## Aim of the task
Copy each line that contains the word "JSON".

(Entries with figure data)
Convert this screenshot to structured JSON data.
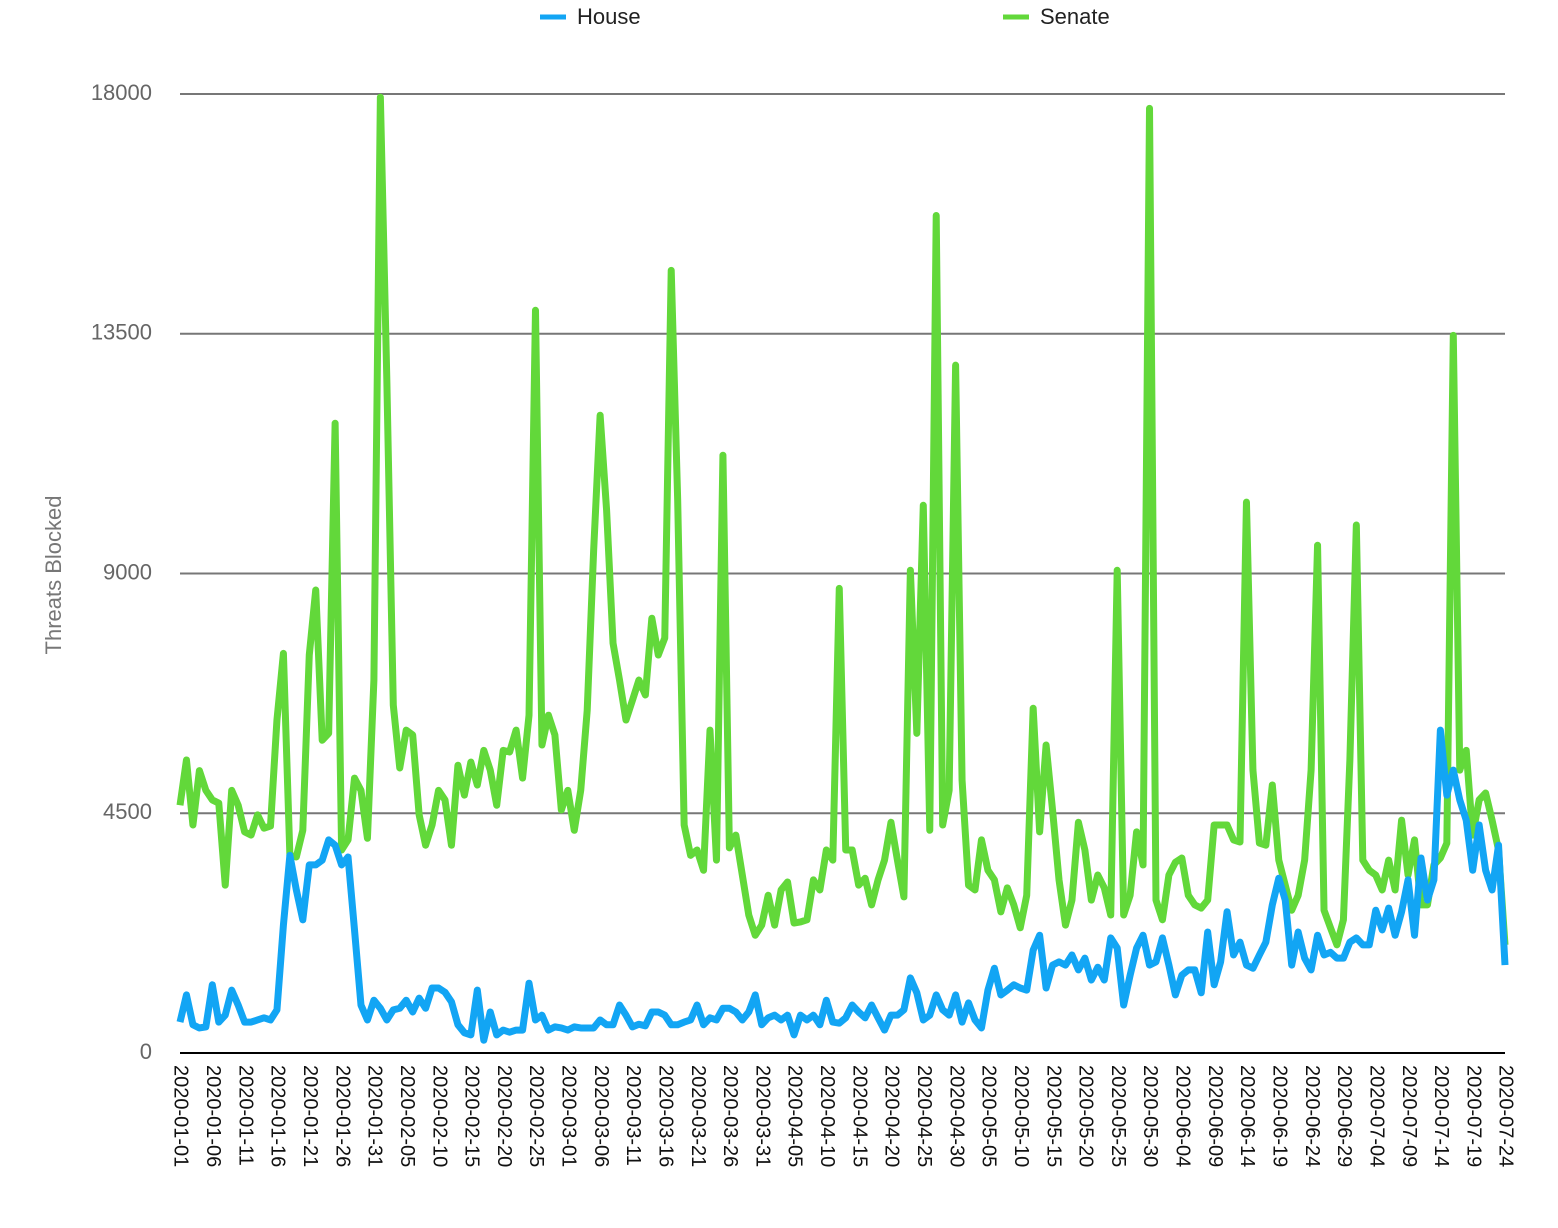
{
  "chart_data": {
    "type": "line",
    "ylabel": "Threats Blocked",
    "ylim": [
      0,
      18000
    ],
    "yticks": [
      0,
      4500,
      9000,
      13500,
      18000
    ],
    "grid": true,
    "legend": "top",
    "categories": [
      "2020-01-01",
      null,
      null,
      null,
      null,
      "2020-01-06",
      null,
      null,
      null,
      null,
      "2020-01-11",
      null,
      null,
      null,
      null,
      "2020-01-16",
      null,
      null,
      null,
      null,
      "2020-01-21",
      null,
      null,
      null,
      null,
      "2020-01-26",
      null,
      null,
      null,
      null,
      "2020-01-31",
      null,
      null,
      null,
      null,
      "2020-02-05",
      null,
      null,
      null,
      null,
      "2020-02-10",
      null,
      null,
      null,
      null,
      "2020-02-15",
      null,
      null,
      null,
      null,
      "2020-02-20",
      null,
      null,
      null,
      null,
      "2020-02-25",
      null,
      null,
      null,
      null,
      "2020-03-01",
      null,
      null,
      null,
      null,
      "2020-03-06",
      null,
      null,
      null,
      null,
      "2020-03-11",
      null,
      null,
      null,
      null,
      "2020-03-16",
      null,
      null,
      null,
      null,
      "2020-03-21",
      null,
      null,
      null,
      null,
      "2020-03-26",
      null,
      null,
      null,
      null,
      "2020-03-31",
      null,
      null,
      null,
      null,
      "2020-04-05",
      null,
      null,
      null,
      null,
      "2020-04-10",
      null,
      null,
      null,
      null,
      "2020-04-15",
      null,
      null,
      null,
      null,
      "2020-04-20",
      null,
      null,
      null,
      null,
      "2020-04-25",
      null,
      null,
      null,
      null,
      "2020-04-30",
      null,
      null,
      null,
      null,
      "2020-05-05",
      null,
      null,
      null,
      null,
      "2020-05-10",
      null,
      null,
      null,
      null,
      "2020-05-15",
      null,
      null,
      null,
      null,
      "2020-05-20",
      null,
      null,
      null,
      null,
      "2020-05-25",
      null,
      null,
      null,
      null,
      "2020-05-30",
      null,
      null,
      null,
      null,
      "2020-06-04",
      null,
      null,
      null,
      null,
      "2020-06-09",
      null,
      null,
      null,
      null,
      "2020-06-14",
      null,
      null,
      null,
      null,
      "2020-06-19",
      null,
      null,
      null,
      null,
      "2020-06-24",
      null,
      null,
      null,
      null,
      "2020-06-29",
      null,
      null,
      null,
      null,
      "2020-07-04",
      null,
      null,
      null,
      null,
      "2020-07-09",
      null,
      null,
      null,
      null,
      "2020-07-14",
      null,
      null,
      null,
      null,
      "2020-07-19",
      null,
      null,
      null,
      null,
      "2020-07-24"
    ],
    "series": [
      {
        "name": "House",
        "color": "#12a5f4",
        "values": [
          580,
          1090,
          530,
          470,
          490,
          1280,
          580,
          710,
          1180,
          900,
          580,
          580,
          620,
          660,
          620,
          810,
          2400,
          3710,
          3060,
          2500,
          3530,
          3530,
          3620,
          4000,
          3900,
          3530,
          3680,
          2310,
          900,
          620,
          990,
          840,
          620,
          810,
          840,
          990,
          770,
          1030,
          840,
          1220,
          1220,
          1140,
          960,
          530,
          380,
          340,
          1180,
          240,
          770,
          340,
          430,
          390,
          430,
          430,
          1310,
          620,
          710,
          430,
          490,
          470,
          430,
          490,
          470,
          470,
          470,
          620,
          530,
          530,
          900,
          710,
          490,
          540,
          510,
          770,
          770,
          710,
          530,
          530,
          580,
          620,
          900,
          530,
          660,
          620,
          840,
          840,
          770,
          620,
          770,
          1090,
          530,
          660,
          710,
          620,
          710,
          340,
          710,
          620,
          710,
          530,
          990,
          580,
          560,
          660,
          900,
          770,
          660,
          900,
          660,
          430,
          710,
          710,
          810,
          1410,
          1130,
          620,
          710,
          1090,
          810,
          710,
          1090,
          580,
          940,
          620,
          470,
          1180,
          1590,
          1090,
          1180,
          1280,
          1220,
          1180,
          1930,
          2210,
          1220,
          1650,
          1710,
          1650,
          1840,
          1560,
          1780,
          1370,
          1610,
          1370,
          2160,
          1970,
          900,
          1460,
          1970,
          2210,
          1650,
          1710,
          2160,
          1650,
          1090,
          1460,
          1560,
          1560,
          1130,
          2270,
          1280,
          1710,
          2650,
          1840,
          2080,
          1650,
          1590,
          1840,
          2080,
          2780,
          3280,
          2870,
          1650,
          2270,
          1780,
          1560,
          2210,
          1840,
          1890,
          1780,
          1780,
          2080,
          2160,
          2030,
          2030,
          2680,
          2310,
          2720,
          2210,
          2650,
          3250,
          2210,
          3660,
          2870,
          3250,
          6060,
          4840,
          5310,
          4750,
          4370,
          3430,
          4280,
          3430,
          3060,
          3900,
          1650
        ]
      },
      {
        "name": "Senate",
        "color": "#62d83a",
        "values": [
          4650,
          5500,
          4280,
          5300,
          4930,
          4750,
          4690,
          3150,
          4930,
          4650,
          4150,
          4090,
          4470,
          4220,
          4260,
          6250,
          7500,
          3710,
          3680,
          4180,
          7470,
          8690,
          5870,
          6000,
          11820,
          3810,
          4000,
          5160,
          4930,
          4030,
          7000,
          17940,
          12630,
          6530,
          5350,
          6060,
          5970,
          4470,
          3900,
          4280,
          4930,
          4750,
          3900,
          5400,
          4840,
          5460,
          5030,
          5680,
          5310,
          4650,
          5680,
          5650,
          6060,
          5160,
          6340,
          13940,
          5780,
          6340,
          5970,
          4560,
          4930,
          4180,
          4930,
          6430,
          9440,
          11970,
          10190,
          7690,
          7000,
          6250,
          6620,
          7000,
          6720,
          8160,
          7470,
          7790,
          14690,
          10380,
          4280,
          3710,
          3810,
          3430,
          6060,
          3620,
          11220,
          3850,
          4090,
          3340,
          2590,
          2210,
          2400,
          2960,
          2400,
          3060,
          3210,
          2440,
          2460,
          2500,
          3250,
          3060,
          3810,
          3620,
          8720,
          3810,
          3810,
          3150,
          3280,
          2780,
          3250,
          3620,
          4330,
          3620,
          2930,
          9060,
          6000,
          10280,
          4180,
          15720,
          4280,
          4930,
          12910,
          5120,
          3150,
          3060,
          4000,
          3430,
          3250,
          2650,
          3100,
          2780,
          2350,
          2960,
          6470,
          4150,
          5780,
          4560,
          3250,
          2400,
          2870,
          4330,
          3810,
          2870,
          3340,
          3100,
          2590,
          9060,
          2590,
          2960,
          4150,
          3530,
          17730,
          2870,
          2500,
          3340,
          3580,
          3660,
          2960,
          2780,
          2720,
          2870,
          4280,
          4280,
          4280,
          4000,
          3960,
          10340,
          5310,
          3940,
          3900,
          5030,
          3620,
          3150,
          2680,
          2960,
          3620,
          5310,
          9530,
          2680,
          2350,
          2030,
          2500,
          5500,
          9910,
          3620,
          3430,
          3340,
          3060,
          3620,
          3060,
          4370,
          3340,
          4000,
          2780,
          2780,
          3530,
          3660,
          3940,
          13470,
          5310,
          5680,
          4090,
          4750,
          4880,
          4370,
          3810,
          2030
        ]
      }
    ]
  }
}
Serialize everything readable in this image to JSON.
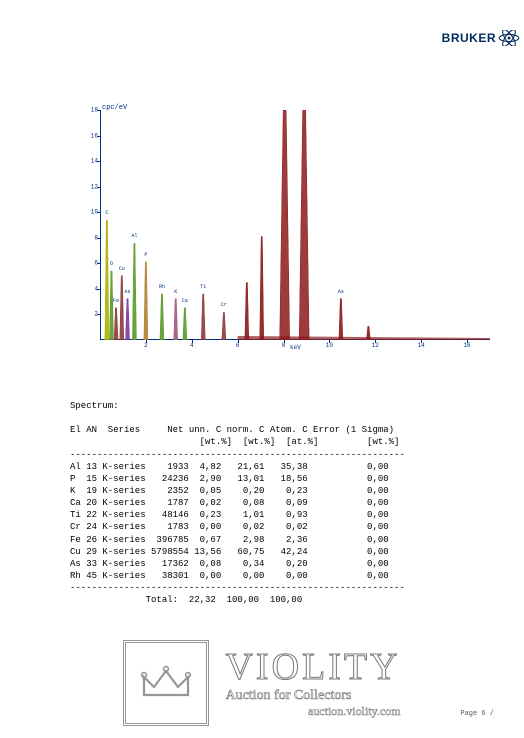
{
  "logo": {
    "text": "BRUKER"
  },
  "chart": {
    "title_suffix": "cpc/eV",
    "xlabel": "keV",
    "ymax": 18,
    "ytick_step": 2,
    "xmax": 17,
    "xtick_step": 2,
    "background_color": "#ffffff",
    "axis_color": "#003080",
    "peaks": [
      {
        "x_kev": 0.3,
        "height": 0.52,
        "color": "#b0b000",
        "label": "C"
      },
      {
        "x_kev": 0.5,
        "height": 0.3,
        "color": "#5a9a2a",
        "label": "O"
      },
      {
        "x_kev": 0.7,
        "height": 0.14,
        "color": "#8b3a3a",
        "label": "Fe"
      },
      {
        "x_kev": 0.95,
        "height": 0.28,
        "color": "#8b3a3a",
        "label": "Cu"
      },
      {
        "x_kev": 1.2,
        "height": 0.18,
        "color": "#7a3aa0",
        "label": "As"
      },
      {
        "x_kev": 1.5,
        "height": 0.42,
        "color": "#5a9a2a",
        "label": "Al"
      },
      {
        "x_kev": 2.0,
        "height": 0.34,
        "color": "#b08030",
        "label": "P"
      },
      {
        "x_kev": 2.7,
        "height": 0.2,
        "color": "#5a9a2a",
        "label": "Rh"
      },
      {
        "x_kev": 3.3,
        "height": 0.18,
        "color": "#a05a7a",
        "label": "K"
      },
      {
        "x_kev": 3.7,
        "height": 0.14,
        "color": "#5a9a2a",
        "label": "Ca"
      },
      {
        "x_kev": 4.5,
        "height": 0.2,
        "color": "#8b3a3a",
        "label": "Ti"
      },
      {
        "x_kev": 5.4,
        "height": 0.12,
        "color": "#8b3a3a",
        "label": "Cr"
      },
      {
        "x_kev": 6.4,
        "height": 0.25,
        "color": "#8b1a1a",
        "label": ""
      },
      {
        "x_kev": 7.05,
        "height": 0.45,
        "color": "#8b1a1a",
        "label": ""
      },
      {
        "x_kev": 8.05,
        "height": 1.35,
        "color": "#8b1a1a",
        "label": "",
        "wide": true
      },
      {
        "x_kev": 8.9,
        "height": 1.35,
        "color": "#8b1a1a",
        "label": "",
        "wide": true
      },
      {
        "x_kev": 10.5,
        "height": 0.18,
        "color": "#8b1a1a",
        "label": "As"
      },
      {
        "x_kev": 11.7,
        "height": 0.06,
        "color": "#8b1a1a",
        "label": ""
      }
    ],
    "baseline_color": "#8b1a1a"
  },
  "table": {
    "spectrum_label": "Spectrum:",
    "header_line1": "El AN  Series     Net unn. C norm. C Atom. C Error (1 Sigma)",
    "header_line2": "                        [wt.%]  [wt.%]  [at.%]         [wt.%]",
    "divider": "--------------------------------------------------------------",
    "rows": [
      "Al 13 K-series    1933  4,82   21,61   35,38           0,00",
      "P  15 K-series   24236  2,90   13,01   18,56           0,00",
      "K  19 K-series    2352  0,05    0,20    0,23           0,00",
      "Ca 20 K-series    1787  0,02    0,08    0,09           0,00",
      "Ti 22 K-series   48146  0,23    1,01    0,93           0,00",
      "Cr 24 K-series    1783  0,00    0,02    0,02           0,00",
      "Fe 26 K-series  396785  0,67    2,98    2,36           0,00",
      "Cu 29 K-series 5798554 13,56   60,75   42,24           0,00",
      "As 33 K-series   17362  0,08    0,34    0,20           0,00",
      "Rh 45 K-series   38301  0,00    0,00    0,00           0,00"
    ],
    "total_line": "              Total:  22,32  100,00  100,00"
  },
  "watermark": {
    "title": "VIOLITY",
    "subtitle": "Auction for Collectors",
    "url": "auction.violity.com"
  },
  "page_number": "Page 6 /"
}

## The result
Convert this screenshot to structured JSON data.
Serialize everything readable in this image to JSON.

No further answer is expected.